▸ Required task
Transcribe each record exactly. Include every one.

▸ Task input
┄┄┄┄┄┄

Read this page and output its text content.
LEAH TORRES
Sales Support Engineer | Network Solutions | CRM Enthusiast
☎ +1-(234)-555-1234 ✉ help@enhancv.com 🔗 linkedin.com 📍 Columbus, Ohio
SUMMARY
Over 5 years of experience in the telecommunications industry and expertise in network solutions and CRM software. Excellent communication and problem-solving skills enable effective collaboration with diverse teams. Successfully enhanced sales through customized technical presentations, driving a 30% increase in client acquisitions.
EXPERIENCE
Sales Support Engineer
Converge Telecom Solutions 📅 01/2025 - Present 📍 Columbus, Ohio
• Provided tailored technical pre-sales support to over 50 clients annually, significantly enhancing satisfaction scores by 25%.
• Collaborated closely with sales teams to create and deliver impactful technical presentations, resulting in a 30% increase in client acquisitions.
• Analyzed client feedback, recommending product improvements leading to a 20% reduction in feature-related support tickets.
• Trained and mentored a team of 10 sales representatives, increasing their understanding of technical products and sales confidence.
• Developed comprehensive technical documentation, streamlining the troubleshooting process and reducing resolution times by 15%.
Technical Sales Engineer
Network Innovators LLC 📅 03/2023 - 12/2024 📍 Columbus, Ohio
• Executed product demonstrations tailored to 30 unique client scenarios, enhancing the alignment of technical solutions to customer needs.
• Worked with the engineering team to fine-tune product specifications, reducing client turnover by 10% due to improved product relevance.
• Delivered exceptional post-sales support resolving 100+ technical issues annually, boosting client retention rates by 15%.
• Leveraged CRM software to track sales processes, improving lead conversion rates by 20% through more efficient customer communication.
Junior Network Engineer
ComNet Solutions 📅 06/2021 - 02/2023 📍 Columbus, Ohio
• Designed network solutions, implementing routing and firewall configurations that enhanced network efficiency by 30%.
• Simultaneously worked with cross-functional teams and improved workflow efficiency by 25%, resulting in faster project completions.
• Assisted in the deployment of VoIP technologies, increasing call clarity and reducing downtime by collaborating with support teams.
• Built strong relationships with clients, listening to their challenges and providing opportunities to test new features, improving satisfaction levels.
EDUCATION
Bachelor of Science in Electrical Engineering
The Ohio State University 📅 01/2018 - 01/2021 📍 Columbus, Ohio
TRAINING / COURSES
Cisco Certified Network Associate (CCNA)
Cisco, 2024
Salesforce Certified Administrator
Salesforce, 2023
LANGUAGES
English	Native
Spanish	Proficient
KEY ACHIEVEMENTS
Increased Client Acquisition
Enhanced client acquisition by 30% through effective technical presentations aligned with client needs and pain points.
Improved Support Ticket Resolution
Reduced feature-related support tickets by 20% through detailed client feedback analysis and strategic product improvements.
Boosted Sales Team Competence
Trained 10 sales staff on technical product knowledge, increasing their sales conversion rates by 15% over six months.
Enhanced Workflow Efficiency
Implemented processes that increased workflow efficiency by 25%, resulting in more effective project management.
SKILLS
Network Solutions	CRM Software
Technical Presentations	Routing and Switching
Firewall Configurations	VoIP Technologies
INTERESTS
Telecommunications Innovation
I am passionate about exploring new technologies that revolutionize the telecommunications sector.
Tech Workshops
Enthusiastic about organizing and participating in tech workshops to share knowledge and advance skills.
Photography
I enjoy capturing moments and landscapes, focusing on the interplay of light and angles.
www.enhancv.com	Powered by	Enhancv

┄┄┄┄┄┄

▸ Answer below
Read this page and output its text content.
LEAH TORRES
Sales Support Engineer | Network Solutions | CRM Enthusiast
☎ +1-(234)-555-1234 ✉ help@enhancv.com 🔗 linkedin.com 📍 Columbus, Ohio
SUMMARY
Over 5 years of experience in the telecommunications industry and expertise in network solutions and CRM software. Excellent communication and problem-solving skills enable effective collaboration with diverse teams. Successfully enhanced sales through customized technical presentations, driving a 30% increase in client acquisitions.
EXPERIENCE
Sales Support Engineer
Converge Telecom Solutions 📅 01/2025 - Present 📍 Columbus, Ohio
• Provided tailored technical pre-sales support to over 50 clients annually, significantly enhancing satisfaction scores by 25%.
• Collaborated closely with sales teams to create and deliver impactful technical presentations, resulting in a 30% increase in client acquisitions.
• Analyzed client feedback, recommending product improvements leading to a 20% reduction in feature-related support tickets.
• Trained and mentored a team of 10 sales representatives, increasing their understanding of technical products and sales confidence.
• Developed comprehensive technical documentation, streamlining the troubleshooting process and reducing resolution times by 15%.
Technical Sales Engineer
Network Innovators LLC 📅 03/2023 - 12/2024 📍 Columbus, Ohio
• Executed product demonstrations tailored to 30 unique client scenarios, enhancing the alignment of technical solutions to customer needs.
• Worked with the engineering team to fine-tune product specifications, reducing client turnover by 10% due to improved product relevance.
• Delivered exceptional post-sales support resolving 100+ technical issues annually, boosting client retention rates by 15%.
• Leveraged CRM software to track sales processes, improving lead conversion rates by 20% through more efficient customer communication.
Junior Network Engineer
ComNet Solutions 📅 06/2021 - 02/2023 📍 Columbus, Ohio
• Designed network solutions, implementing routing and firewall configurations that enhanced network efficiency by 30%.
• Simultaneously worked with cross-functional teams and improved workflow efficiency by 25%, resulting in faster project completions.
• Assisted in the deployment of VoIP technologies, increasing call clarity and reducing downtime by collaborating with support teams.
• Built strong relationships with clients, listening to their challenges and providing opportunities to test new features, improving satisfaction levels.
EDUCATION
Bachelor of Science in Electrical Engineering
The Ohio State University 📅 01/2018 - 01/2021 📍 Columbus, Ohio
TRAINING / COURSES
Cisco Certified Network Associate (CCNA)
Cisco, 2024
Salesforce Certified Administrator
Salesforce, 2023
LANGUAGES
English	Native
Spanish	Proficient
KEY ACHIEVEMENTS
Increased Client Acquisition
Enhanced client acquisition by 30% through effective technical presentations aligned with client needs and pain points.
Improved Support Ticket Resolution
Reduced feature-related support tickets by 20% through detailed client feedback analysis and strategic product improvements.
Boosted Sales Team Competence
Trained 10 sales staff on technical product knowledge, increasing their sales conversion rates by 15% over six months.
Enhanced Workflow Efficiency
Implemented processes that increased workflow efficiency by 25%, resulting in more effective project management.
SKILLS
Network Solutions	CRM Software
Technical Presentations	Routing and Switching
Firewall Configurations	VoIP Technologies
INTERESTS
Telecommunications Innovation
I am passionate about exploring new technologies that revolutionize the telecommunications sector.
Tech Workshops
Enthusiastic about organizing and participating in tech workshops to share knowledge and advance skills.
Photography
I enjoy capturing moments and landscapes, focusing on the interplay of light and angles.
www.enhancv.com	Powered by	Enhancv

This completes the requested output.